WRITTEN REQUEST: Pull every line containing the word "JSON" from the records.

═══ ENTRIES SHOWN ═══

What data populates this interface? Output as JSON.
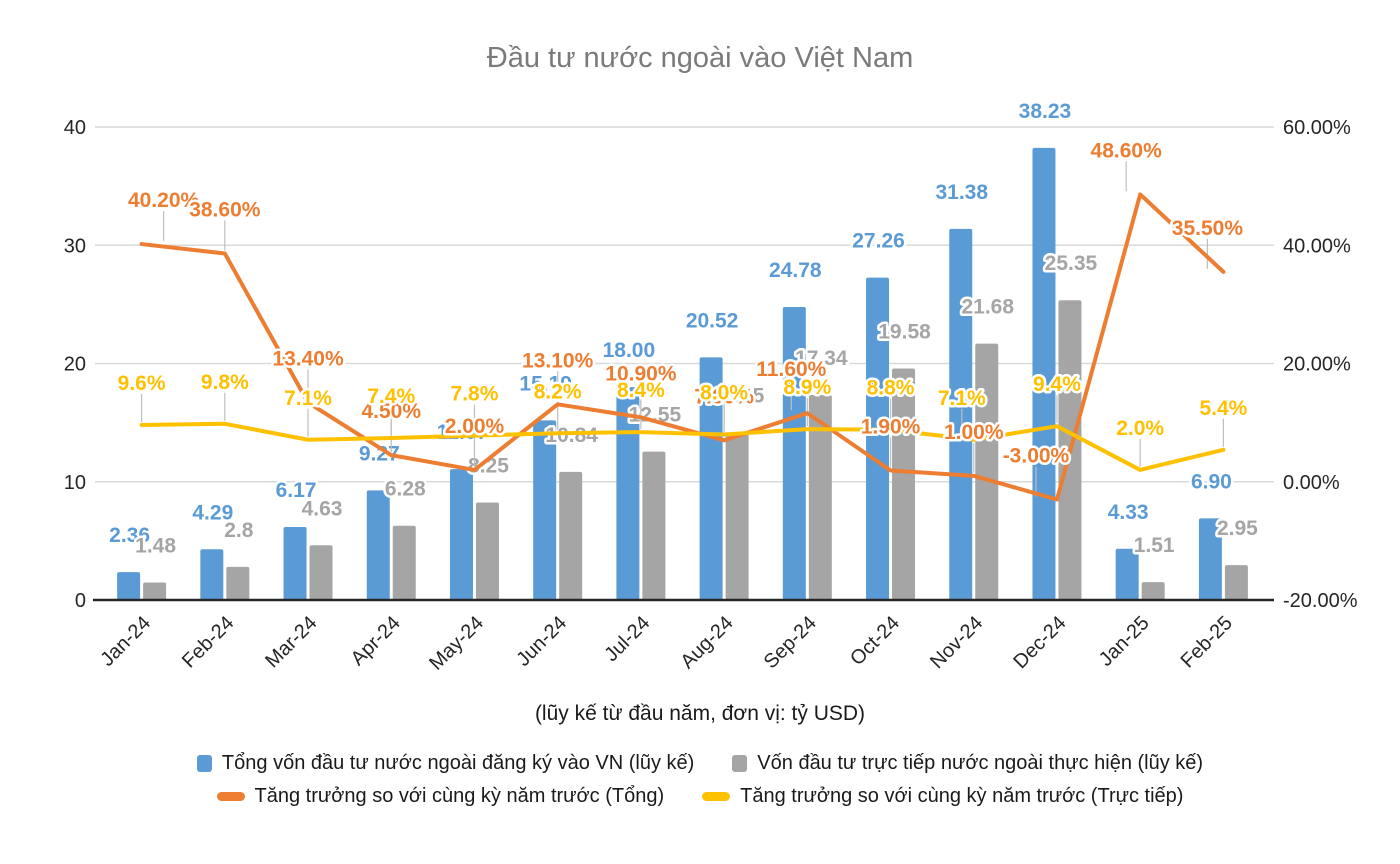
{
  "title": "Đầu tư nước ngoài vào Việt Nam",
  "subtitle": "(lũy kế từ đầu năm, đơn vị: tỷ USD)",
  "colors": {
    "registered": "#5B9BD5",
    "implemented": "#A5A5A5",
    "growth_total": "#ED7D31",
    "growth_direct": "#FFC000",
    "grid": "#D9D9D9",
    "axis_line": "#262626",
    "axis_text": "#262626",
    "title_text": "#7A7A7A",
    "leader_line": "#BFBFBF"
  },
  "chart_data": {
    "type": "combo bar+line",
    "categories": [
      "Jan-24",
      "Feb-24",
      "Mar-24",
      "Apr-24",
      "May-24",
      "Jun-24",
      "Jul-24",
      "Aug-24",
      "Sep-24",
      "Oct-24",
      "Nov-24",
      "Dec-24",
      "Jan-25",
      "Feb-25"
    ],
    "left_axis": {
      "range": [
        0,
        40
      ],
      "ticks": [
        0,
        10,
        20,
        30,
        40
      ],
      "tick_labels": [
        "0",
        "10",
        "20",
        "30",
        "40"
      ]
    },
    "right_axis": {
      "range": [
        -20,
        60
      ],
      "ticks": [
        -20,
        0,
        20,
        40,
        60
      ],
      "tick_labels": [
        "-20.00%",
        "0.00%",
        "20.00%",
        "40.00%",
        "60.00%"
      ]
    },
    "grid": "horizontal",
    "legend_position": "bottom",
    "series": [
      {
        "key": "registered",
        "name": "Tổng vốn đầu tư nước ngoài đăng ký vào VN (lũy kế)",
        "type": "bar",
        "axis": "left",
        "color": "#5B9BD5",
        "values": [
          2.36,
          4.29,
          6.17,
          9.27,
          11.07,
          15.19,
          18.0,
          20.52,
          24.78,
          27.26,
          31.38,
          38.23,
          4.33,
          6.9
        ],
        "labels": [
          "2.36",
          "4.29",
          "6.17",
          "9.27",
          "11.07",
          "15.19",
          "18.00",
          "20.52",
          "24.78",
          "27.26",
          "31.38",
          "38.23",
          "4.33",
          "6.90"
        ]
      },
      {
        "key": "implemented",
        "name": "Vốn đầu tư trực tiếp nước ngoài thực hiện (lũy kế)",
        "type": "bar",
        "axis": "left",
        "color": "#A5A5A5",
        "values": [
          1.48,
          2.8,
          4.63,
          6.28,
          8.25,
          10.84,
          12.55,
          14.15,
          17.34,
          19.58,
          21.68,
          25.35,
          1.51,
          2.95
        ],
        "labels": [
          "1.48",
          "2.8",
          "4.63",
          "6.28",
          "8.25",
          "10.84",
          "12.55",
          "14.15",
          "17.34",
          "19.58",
          "21.68",
          "25.35",
          "1.51",
          "2.95"
        ]
      },
      {
        "key": "growth_total",
        "name": "Tăng trưởng so với cùng kỳ năm trước (Tổng)",
        "type": "line",
        "axis": "right",
        "color": "#ED7D31",
        "values": [
          40.2,
          38.6,
          13.4,
          4.5,
          2.0,
          13.1,
          10.9,
          7.0,
          11.6,
          1.9,
          1.0,
          -3.0,
          48.6,
          35.5
        ],
        "labels": [
          "40.20%",
          "38.60%",
          "13.40%",
          "4.50%",
          "2.00%",
          "13.10%",
          "10.90%",
          "7.00%",
          "11.60%",
          "1.90%",
          "1.00%",
          "-3.00%",
          "48.60%",
          "35.50%"
        ]
      },
      {
        "key": "growth_direct",
        "name": "Tăng trưởng so với cùng kỳ năm trước (Trực tiếp)",
        "type": "line",
        "axis": "right",
        "color": "#FFC000",
        "values": [
          9.6,
          9.8,
          7.1,
          7.4,
          7.8,
          8.2,
          8.4,
          8.0,
          8.9,
          8.8,
          7.1,
          9.4,
          2.0,
          5.4
        ],
        "labels": [
          "9.6%",
          "9.8%",
          "7.1%",
          "7.4%",
          "7.8%",
          "8.2%",
          "8.4%",
          "8.0%",
          "8.9%",
          "8.8%",
          "7.1%",
          "9.4%",
          "2.0%",
          "5.4%"
        ]
      }
    ]
  },
  "legend": {
    "items": [
      {
        "label": "Tổng vốn đầu tư nước ngoài đăng ký vào VN (lũy kế)",
        "marker": "square",
        "color": "#5B9BD5"
      },
      {
        "label": "Vốn đầu tư trực tiếp nước ngoài thực hiện (lũy kế)",
        "marker": "square",
        "color": "#A5A5A5"
      },
      {
        "label": "Tăng trưởng so với cùng kỳ năm trước (Tổng)",
        "marker": "pill",
        "color": "#ED7D31"
      },
      {
        "label": "Tăng trưởng so với cùng kỳ năm trước (Trực tiếp)",
        "marker": "pill",
        "color": "#FFC000"
      }
    ]
  }
}
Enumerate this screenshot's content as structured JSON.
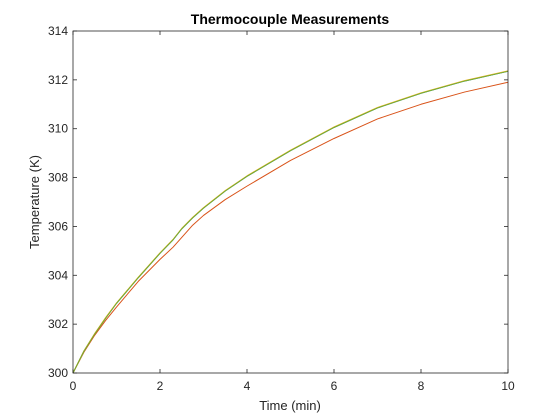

═══

RESPONSE TO THE TASK:
What data populates this interface? Output as JSON.
Enumerate this screenshot's content as structured JSON.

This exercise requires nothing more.